The entries below contain pictures. Retype everything except those pictures, exactly as given.

╭──

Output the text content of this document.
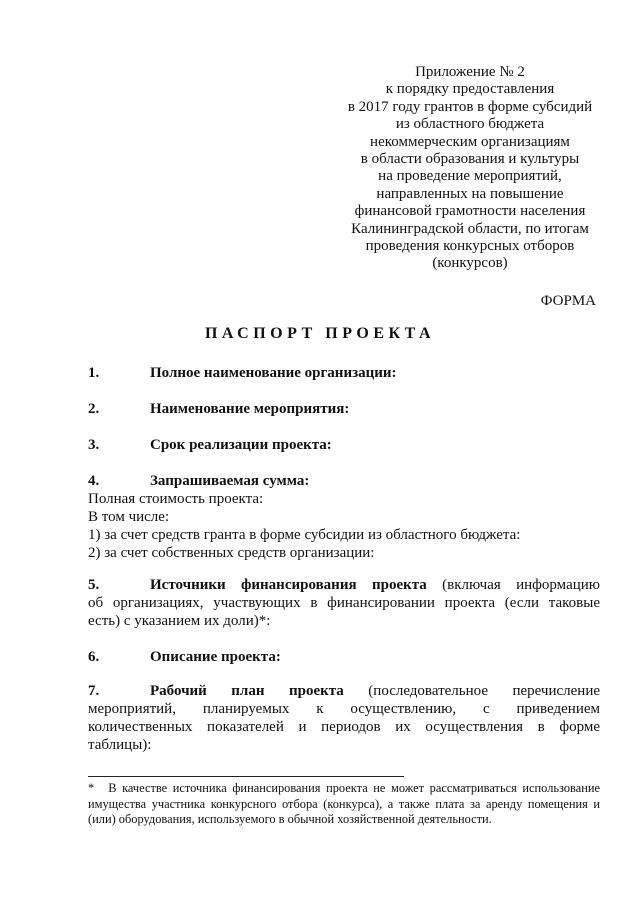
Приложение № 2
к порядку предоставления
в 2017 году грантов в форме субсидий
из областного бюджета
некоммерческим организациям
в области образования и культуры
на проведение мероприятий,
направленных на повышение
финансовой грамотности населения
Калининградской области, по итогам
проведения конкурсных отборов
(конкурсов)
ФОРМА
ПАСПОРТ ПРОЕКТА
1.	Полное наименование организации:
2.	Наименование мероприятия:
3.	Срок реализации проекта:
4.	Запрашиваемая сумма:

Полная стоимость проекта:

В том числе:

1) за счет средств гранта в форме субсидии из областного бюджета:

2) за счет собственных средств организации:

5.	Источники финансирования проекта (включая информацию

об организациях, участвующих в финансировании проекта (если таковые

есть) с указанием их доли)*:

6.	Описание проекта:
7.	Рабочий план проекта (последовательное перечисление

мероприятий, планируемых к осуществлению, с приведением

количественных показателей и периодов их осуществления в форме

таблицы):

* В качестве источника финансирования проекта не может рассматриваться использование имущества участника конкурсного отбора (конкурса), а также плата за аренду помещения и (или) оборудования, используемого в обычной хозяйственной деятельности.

╰──

THE RESPONSE ->
Output the text content of this document.
Приложение № 2
к порядку предоставления
в 2017 году грантов в форме субсидий
из областного бюджета
некоммерческим организациям
в области образования и культуры
на проведение мероприятий,
направленных на повышение
финансовой грамотности населения
Калининградской области, по итогам
проведения конкурсных отборов
(конкурсов)
ФОРМА
ПАСПОРТ ПРОЕКТА
1.	Полное наименование организации:
2.	Наименование мероприятия:
3.	Срок реализации проекта:
4.	Запрашиваемая сумма:

Полная стоимость проекта:

В том числе:

1) за счет средств гранта в форме субсидии из областного бюджета:

2) за счет собственных средств организации:

5.	Источники финансирования проекта (включая информацию

об организациях, участвующих в финансировании проекта (если таковые

есть) с указанием их доли)*:

6.	Описание проекта:
7.	Рабочий план проекта (последовательное перечисление

мероприятий, планируемых к осуществлению, с приведением

количественных показателей и периодов их осуществления в форме

таблицы):

* В качестве источника финансирования проекта не может рассматриваться использование имущества участника конкурсного отбора (конкурса), а также плата за аренду помещения и (или) оборудования, используемого в обычной хозяйственной деятельности.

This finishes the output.